Given task 1:
In the passage on Odyssey Works below, how long is the finished questionnaire usually?
Given task 2:
Retype the part of the passage on Odyssey Works below, starting at "The longer answer, or" and ending at "all human work.".

Supplied text:
— begin —

I try not to be too rote when I respond. I’ve been at this for six years with my collaborator, Abraham Burickson, who co-founded Odyssey Works with Matthew Purdon in 2001, and it’s important to me to engage sincerely with questions like these — no matter how many times I hear them. But the short version of my reply usually contains the same few elements: We are a collaborative team of dozens of artists in just as many disciplines who work together for at least three months to study our participant. The way we select our participant depends largely on how we are funded, through grants or private commissions. Grants allow us to open a call for applications in a certain city and give the experience to someone as a gift. Commissions are a lot more flexible; we’ll go just about anywhere and study just about anyone. It is, in fact, like that Michael Douglas movie, only not quite so much adrenaline.
The longer answer, or at least the more interesting answer, is that Odyssey Works is an exercise in empathy — in the magic of paying sustained, intimate attention to another person. And what I’ve learned from six years of paying this kind of attention is that empathy is transformative — not only for the kind of bespoke performances we make, but for all writing, and indeed, all human work.
When we study our participant before planning an Odyssey, we take many approaches. The first is a questionnaire that takes hours to complete; the finished document is usually about 10–15 pages long. It covers everything from biographical information to aesthetic tastes and ideological perspectives on the world. Next, we conduct phone interviews with the friends, family, children, parents, coworkers, lovers of the participant, after which we go on retreat to spend a week as a team thinking deeply about our subject. We drink their favorite beverages, watch their most beloved films, listen to the albums they get nostalgic over, and even try to dream about them. The goal in this process is to fall in love with them. Yes, they are a stranger to us, but when someone is that vulnerable with us and we have the energy to give them our undivided attention, it is surprisingly easy to become enamored.
In good writing, we often talk about detail. Sensory detail. Vivid detail. Specific detail. It might sound obvious, and yet details are why we fall in love with a person. Details are the things that make them singular humans rather than shells that act merely as tropes, or even worse, clichés. As we hold this person at the center of attention, we begin to see the world through their eyes, with their subjectivity. This, of course, is empathy, true empathy, which fosters intimacy. Intimacy makes us human, brings us closer to those who have led such different lives than our own experiences have provided. During our retreat, we ask ourselves, What do we wish for this person?
Maybe the answer is for them to inhabit their body more. Or to unleash themselves from the perspective that they are a victim. Once we have answered this question, we begin to approach a structure that will be in service of this focus. Abraham and I are both trained writers, and we map out a narrative using the very real parts of the participant’s life to tell the story. One man, Carl, was fascinated with maps, so for him we used this love of visual layers of information as a way to propel him through his Odyssey, gathering information and making his own maps out of them. Another participant, Rick, was in the middle of a great transition in his life, and so we cast the net of narrative laced with threads about home and relied on Homer’s epic, our namesake, blended in with traces of Moby Dick. We all have a life story, a frame or lens that we use to link what might otherwise be an arbitrary string of events together. Overlaying narrative into the work is what gives each hour, each minute, meaning, significance, weight.

— end —

Extracted data:

— begin —

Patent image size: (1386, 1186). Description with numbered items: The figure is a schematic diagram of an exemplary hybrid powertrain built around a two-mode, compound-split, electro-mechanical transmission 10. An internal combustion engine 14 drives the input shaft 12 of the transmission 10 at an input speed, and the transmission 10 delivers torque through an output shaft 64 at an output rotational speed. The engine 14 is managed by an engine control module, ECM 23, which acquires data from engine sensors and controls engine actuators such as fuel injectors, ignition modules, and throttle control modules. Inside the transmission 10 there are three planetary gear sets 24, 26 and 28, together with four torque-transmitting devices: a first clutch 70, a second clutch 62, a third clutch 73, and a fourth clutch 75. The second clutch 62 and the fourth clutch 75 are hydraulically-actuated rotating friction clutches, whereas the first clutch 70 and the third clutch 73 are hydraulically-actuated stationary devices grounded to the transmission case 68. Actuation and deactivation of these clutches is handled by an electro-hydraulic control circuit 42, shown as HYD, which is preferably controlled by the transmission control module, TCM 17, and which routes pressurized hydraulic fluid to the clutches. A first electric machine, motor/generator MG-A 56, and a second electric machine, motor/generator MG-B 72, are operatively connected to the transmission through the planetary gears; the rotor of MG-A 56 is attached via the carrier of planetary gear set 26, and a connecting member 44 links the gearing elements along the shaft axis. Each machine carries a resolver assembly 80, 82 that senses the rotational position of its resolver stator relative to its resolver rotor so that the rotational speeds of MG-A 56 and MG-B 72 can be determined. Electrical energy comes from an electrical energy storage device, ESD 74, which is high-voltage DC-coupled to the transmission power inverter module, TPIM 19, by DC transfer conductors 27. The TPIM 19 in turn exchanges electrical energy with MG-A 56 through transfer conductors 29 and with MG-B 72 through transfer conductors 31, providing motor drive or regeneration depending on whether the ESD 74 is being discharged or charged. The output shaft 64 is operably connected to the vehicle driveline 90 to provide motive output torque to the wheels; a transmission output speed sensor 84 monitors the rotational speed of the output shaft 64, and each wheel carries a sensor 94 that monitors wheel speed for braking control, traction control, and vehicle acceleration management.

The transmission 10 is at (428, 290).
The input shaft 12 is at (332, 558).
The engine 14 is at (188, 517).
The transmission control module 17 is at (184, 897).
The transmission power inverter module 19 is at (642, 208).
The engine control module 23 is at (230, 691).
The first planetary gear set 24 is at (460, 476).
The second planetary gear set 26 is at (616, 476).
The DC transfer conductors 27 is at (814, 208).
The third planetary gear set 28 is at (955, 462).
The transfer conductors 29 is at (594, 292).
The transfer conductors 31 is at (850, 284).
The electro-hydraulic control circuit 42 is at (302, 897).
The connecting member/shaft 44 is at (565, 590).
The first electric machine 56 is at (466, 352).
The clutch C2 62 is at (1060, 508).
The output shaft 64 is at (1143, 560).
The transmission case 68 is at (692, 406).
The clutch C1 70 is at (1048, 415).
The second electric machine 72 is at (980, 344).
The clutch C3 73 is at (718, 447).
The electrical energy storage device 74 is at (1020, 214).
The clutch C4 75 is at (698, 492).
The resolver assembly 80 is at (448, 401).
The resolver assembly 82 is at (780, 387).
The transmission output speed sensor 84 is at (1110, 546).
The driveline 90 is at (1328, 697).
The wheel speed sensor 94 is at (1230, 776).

— end —

Exercise answer 1:
About 10–15 pages long.

Exercise answer 2:
The longer answer, or at least the more interesting answer, is that Odyssey Works is an exercise in empathy — in the magic of paying sustained, intimate attention to another person. And what I’ve learned from six years of paying this kind of attention is that empathy is transformative — not only for the kind of bespoke performances we make, but for all writing, and indeed, all human work.